### WRITTEN TASK
Write the data out again exactly, dropping any images it holds.

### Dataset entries
-- Begin --
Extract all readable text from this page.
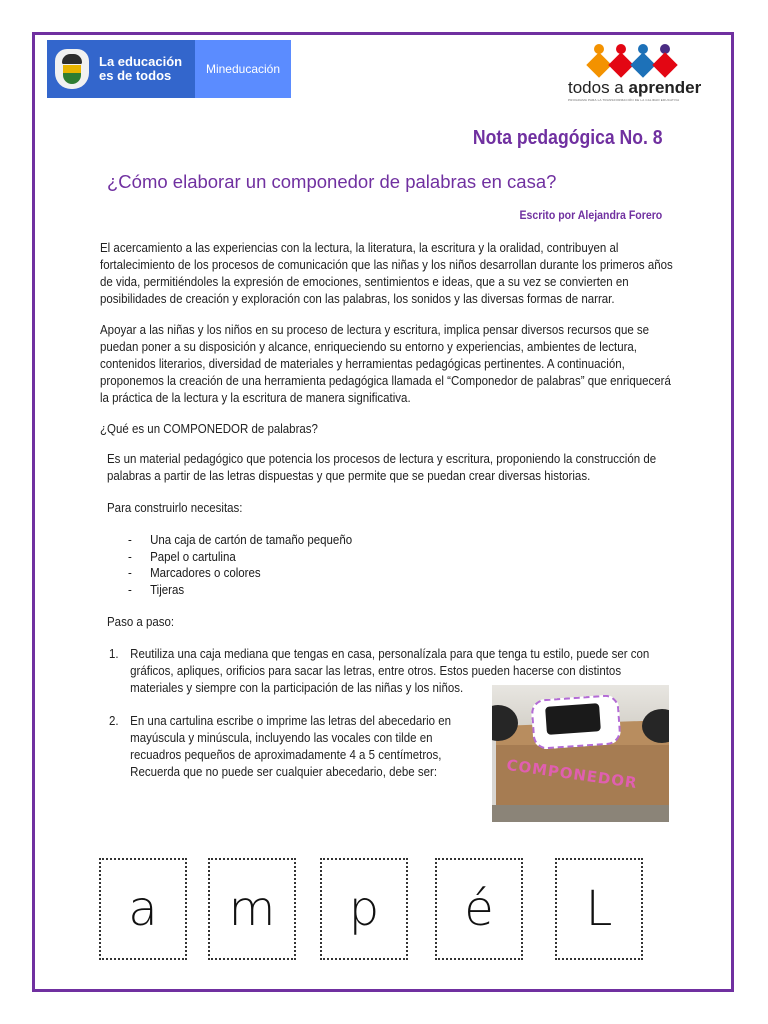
La educación
es de todos	Mineducación
todos a aprender
PROGRAMA PARA LA TRANSFORMACIÓN DE LA CALIDAD EDUCATIVA
Nota pedagógica No. 8
¿Cómo elaborar un componedor de palabras en casa?
Escrito por Alejandra Forero

El acercamiento a las experiencias con la lectura, la literatura, la escritura y la oralidad, contribuyen al

fortalecimiento de los procesos de comunicación que las niñas y los niños desarrollan durante los primeros años

de vida, permitiéndoles la expresión de emociones, sentimientos e ideas, que a su vez se convierten en

posibilidades de creación y exploración con las palabras, los sonidos y las diversas formas de narrar.

Apoyar a las niñas y los niños en su proceso de lectura y escritura, implica pensar diversos recursos que se

puedan poner a su disposición y alcance, enriqueciendo su entorno y experiencias, ambientes de lectura,

contenidos literarios, diversidad de materiales y herramientas pedagógicas pertinentes. A continuación,

proponemos la creación de una herramienta pedagógica llamada el “Componedor de palabras” que enriquecerá

la práctica de la lectura y la escritura de manera significativa.

¿Qué es un COMPONEDOR de palabras?

Es un material pedagógico que potencia los procesos de lectura y escritura, proponiendo la construcción de

palabras a partir de las letras dispuestas y que permite que se puedan crear diversas historias.

Para construirlo necesitas:
-	Una caja de cartón de tamaño pequeño
-	Papel o cartulina
-	Marcadores o colores
-	Tijeras
Paso a paso:
1. Reutiliza una caja mediana que tengas en casa, personalízala para que tenga tu estilo, puede ser con

gráficos, apliques, orificios para sacar las letras, entre otros. Estos pueden hacerse con distintos

materiales y siempre con la participación de las niñas y los niños.

2. En una cartulina escribe o imprime las letras del abecedario en

mayúscula y minúscula, incluyendo las vocales con tilde en

recuadros pequeños de aproximadamente 4 a 5 centímetros,

Recuerda que no puede ser cualquier abecedario, debe ser:	COMPONEDOR
a	m	p	é	L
-- End --
### RIGHT ANSWER
Extract all readable text from this page.
La educación
es de todos	Mineducación
todos a aprender
PROGRAMA PARA LA TRANSFORMACIÓN DE LA CALIDAD EDUCATIVA
Nota pedagógica No. 8
¿Cómo elaborar un componedor de palabras en casa?
Escrito por Alejandra Forero

El acercamiento a las experiencias con la lectura, la literatura, la escritura y la oralidad, contribuyen al

fortalecimiento de los procesos de comunicación que las niñas y los niños desarrollan durante los primeros años

de vida, permitiéndoles la expresión de emociones, sentimientos e ideas, que a su vez se convierten en

posibilidades de creación y exploración con las palabras, los sonidos y las diversas formas de narrar.

Apoyar a las niñas y los niños en su proceso de lectura y escritura, implica pensar diversos recursos que se

puedan poner a su disposición y alcance, enriqueciendo su entorno y experiencias, ambientes de lectura,

contenidos literarios, diversidad de materiales y herramientas pedagógicas pertinentes. A continuación,

proponemos la creación de una herramienta pedagógica llamada el “Componedor de palabras” que enriquecerá

la práctica de la lectura y la escritura de manera significativa.

¿Qué es un COMPONEDOR de palabras?

Es un material pedagógico que potencia los procesos de lectura y escritura, proponiendo la construcción de

palabras a partir de las letras dispuestas y que permite que se puedan crear diversas historias.

Para construirlo necesitas:
-	Una caja de cartón de tamaño pequeño
-	Papel o cartulina
-	Marcadores o colores
-	Tijeras
Paso a paso:
1. Reutiliza una caja mediana que tengas en casa, personalízala para que tenga tu estilo, puede ser con

gráficos, apliques, orificios para sacar las letras, entre otros. Estos pueden hacerse con distintos

materiales y siempre con la participación de las niñas y los niños.

2. En una cartulina escribe o imprime las letras del abecedario en

mayúscula y minúscula, incluyendo las vocales con tilde en

recuadros pequeños de aproximadamente 4 a 5 centímetros,

Recuerda que no puede ser cualquier abecedario, debe ser:	COMPONEDOR
a	m	p	é	L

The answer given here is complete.